-- Data in this exercise --
_ _ _ _

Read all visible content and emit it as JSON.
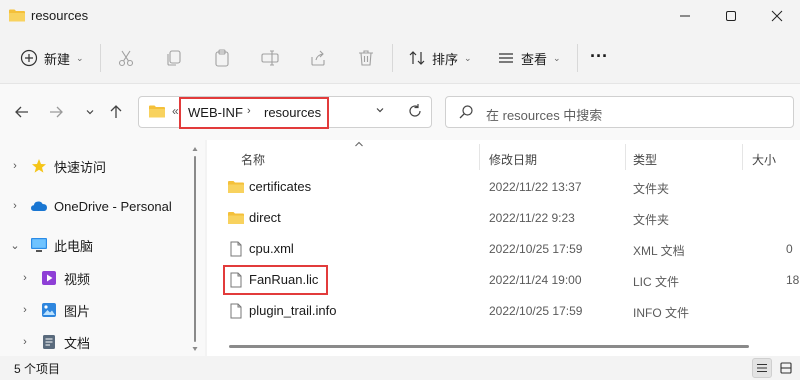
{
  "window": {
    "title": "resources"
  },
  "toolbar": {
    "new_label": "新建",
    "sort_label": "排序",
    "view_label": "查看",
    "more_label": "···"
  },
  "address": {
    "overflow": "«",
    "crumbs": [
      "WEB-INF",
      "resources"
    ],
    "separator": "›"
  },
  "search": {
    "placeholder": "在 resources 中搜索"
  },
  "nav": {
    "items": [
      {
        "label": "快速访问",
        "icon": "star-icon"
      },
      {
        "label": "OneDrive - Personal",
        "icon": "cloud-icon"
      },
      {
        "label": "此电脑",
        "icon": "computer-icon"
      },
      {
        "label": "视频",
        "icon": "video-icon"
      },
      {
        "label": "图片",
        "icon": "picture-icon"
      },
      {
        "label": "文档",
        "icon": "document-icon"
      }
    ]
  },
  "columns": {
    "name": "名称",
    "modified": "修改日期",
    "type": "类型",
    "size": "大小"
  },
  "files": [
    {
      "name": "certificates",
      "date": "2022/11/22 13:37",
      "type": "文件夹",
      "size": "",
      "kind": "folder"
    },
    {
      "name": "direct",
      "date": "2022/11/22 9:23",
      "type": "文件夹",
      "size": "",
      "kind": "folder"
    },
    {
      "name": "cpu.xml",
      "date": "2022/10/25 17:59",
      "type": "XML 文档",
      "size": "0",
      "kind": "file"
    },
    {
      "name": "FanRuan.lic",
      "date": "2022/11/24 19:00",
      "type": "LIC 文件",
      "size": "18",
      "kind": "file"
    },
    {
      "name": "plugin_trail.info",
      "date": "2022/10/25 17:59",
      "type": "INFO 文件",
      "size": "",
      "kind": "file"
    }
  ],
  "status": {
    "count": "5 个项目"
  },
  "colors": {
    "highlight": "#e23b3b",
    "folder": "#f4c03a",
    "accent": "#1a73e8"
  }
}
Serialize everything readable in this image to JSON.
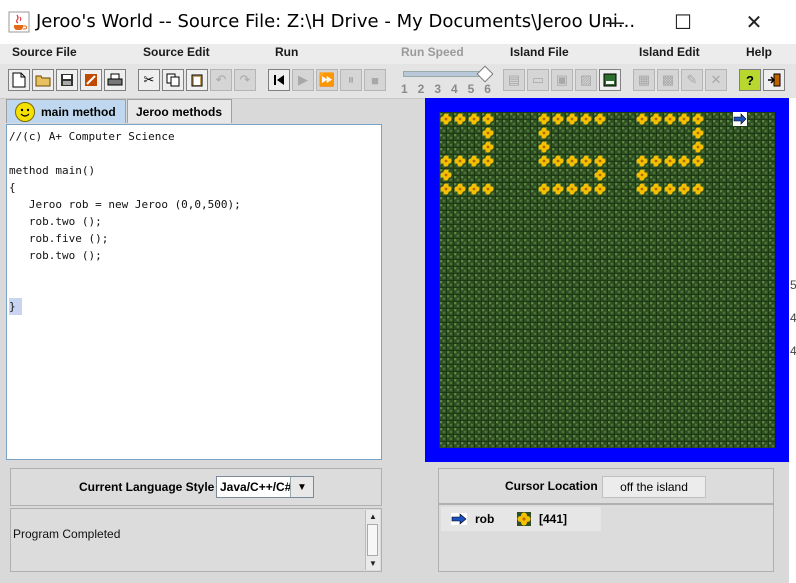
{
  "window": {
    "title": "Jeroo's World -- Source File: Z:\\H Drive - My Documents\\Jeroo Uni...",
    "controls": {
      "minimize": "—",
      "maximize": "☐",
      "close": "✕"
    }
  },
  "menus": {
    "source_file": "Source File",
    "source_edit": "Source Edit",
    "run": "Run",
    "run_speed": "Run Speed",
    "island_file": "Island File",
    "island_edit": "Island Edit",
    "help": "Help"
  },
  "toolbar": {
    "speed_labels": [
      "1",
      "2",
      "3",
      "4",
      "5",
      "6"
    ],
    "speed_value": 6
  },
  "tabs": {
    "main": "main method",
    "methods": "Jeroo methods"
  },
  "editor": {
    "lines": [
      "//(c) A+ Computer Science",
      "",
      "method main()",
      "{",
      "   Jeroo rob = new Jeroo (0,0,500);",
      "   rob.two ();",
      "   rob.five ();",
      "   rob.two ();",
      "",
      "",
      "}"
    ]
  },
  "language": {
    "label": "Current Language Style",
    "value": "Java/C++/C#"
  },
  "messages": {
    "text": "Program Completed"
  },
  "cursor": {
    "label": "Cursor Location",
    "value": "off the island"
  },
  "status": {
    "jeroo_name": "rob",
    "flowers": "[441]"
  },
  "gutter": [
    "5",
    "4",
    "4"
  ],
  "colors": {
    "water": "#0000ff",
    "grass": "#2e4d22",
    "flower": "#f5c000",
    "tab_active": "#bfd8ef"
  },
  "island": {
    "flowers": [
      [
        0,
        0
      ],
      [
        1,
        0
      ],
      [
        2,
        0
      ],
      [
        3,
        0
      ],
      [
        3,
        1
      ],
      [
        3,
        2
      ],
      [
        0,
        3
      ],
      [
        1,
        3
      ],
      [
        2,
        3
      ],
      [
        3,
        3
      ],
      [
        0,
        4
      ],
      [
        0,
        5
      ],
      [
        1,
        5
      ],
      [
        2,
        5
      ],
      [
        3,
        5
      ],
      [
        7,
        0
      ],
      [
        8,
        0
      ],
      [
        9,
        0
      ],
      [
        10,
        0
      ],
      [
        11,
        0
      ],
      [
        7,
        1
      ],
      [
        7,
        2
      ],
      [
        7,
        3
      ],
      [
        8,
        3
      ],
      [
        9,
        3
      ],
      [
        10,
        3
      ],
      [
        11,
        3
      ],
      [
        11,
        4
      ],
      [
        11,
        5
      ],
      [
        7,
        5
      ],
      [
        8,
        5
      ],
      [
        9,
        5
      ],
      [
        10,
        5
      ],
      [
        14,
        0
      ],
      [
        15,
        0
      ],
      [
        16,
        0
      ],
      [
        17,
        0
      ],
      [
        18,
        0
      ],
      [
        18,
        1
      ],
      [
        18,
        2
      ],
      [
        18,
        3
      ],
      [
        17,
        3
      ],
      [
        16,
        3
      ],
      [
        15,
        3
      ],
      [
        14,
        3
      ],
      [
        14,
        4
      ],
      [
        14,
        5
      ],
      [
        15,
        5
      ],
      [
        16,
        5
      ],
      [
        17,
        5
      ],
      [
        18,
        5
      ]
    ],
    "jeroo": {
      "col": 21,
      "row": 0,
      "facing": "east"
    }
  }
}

_ _ _ _

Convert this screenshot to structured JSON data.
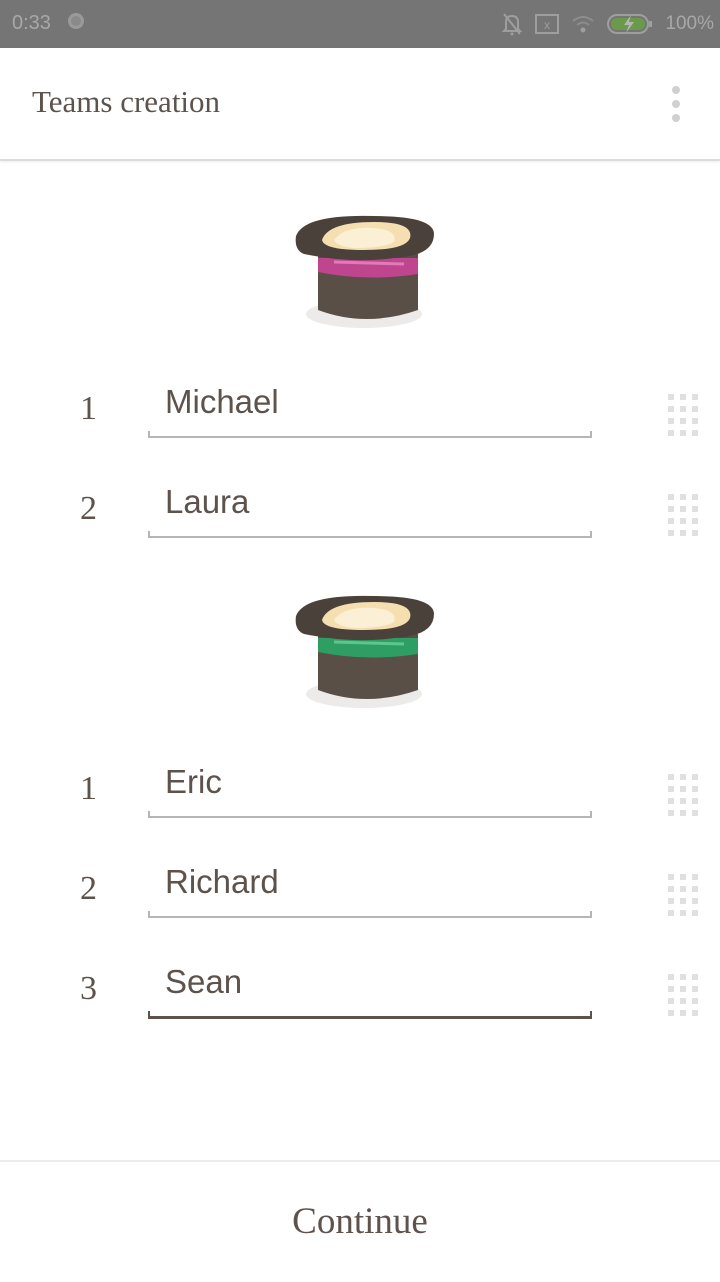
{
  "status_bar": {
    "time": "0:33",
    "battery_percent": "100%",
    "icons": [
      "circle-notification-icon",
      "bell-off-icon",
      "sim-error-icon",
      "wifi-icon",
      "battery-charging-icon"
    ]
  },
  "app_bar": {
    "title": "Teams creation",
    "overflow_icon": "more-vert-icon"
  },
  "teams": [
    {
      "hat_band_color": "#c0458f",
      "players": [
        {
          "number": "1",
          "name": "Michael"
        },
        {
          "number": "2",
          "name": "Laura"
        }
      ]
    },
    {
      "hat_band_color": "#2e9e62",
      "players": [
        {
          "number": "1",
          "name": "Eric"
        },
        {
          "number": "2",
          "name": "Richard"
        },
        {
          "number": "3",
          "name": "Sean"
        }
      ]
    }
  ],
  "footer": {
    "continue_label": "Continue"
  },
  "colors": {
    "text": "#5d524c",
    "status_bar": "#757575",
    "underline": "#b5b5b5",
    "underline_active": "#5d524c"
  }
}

_ _ _ _

-- What you need to do --
Scan the material above. Extract every line in which the word "resources" occurs.

-- Output below --
    "title": "resources"
      "resources"
    "placeholder": "在 resources 中搜索"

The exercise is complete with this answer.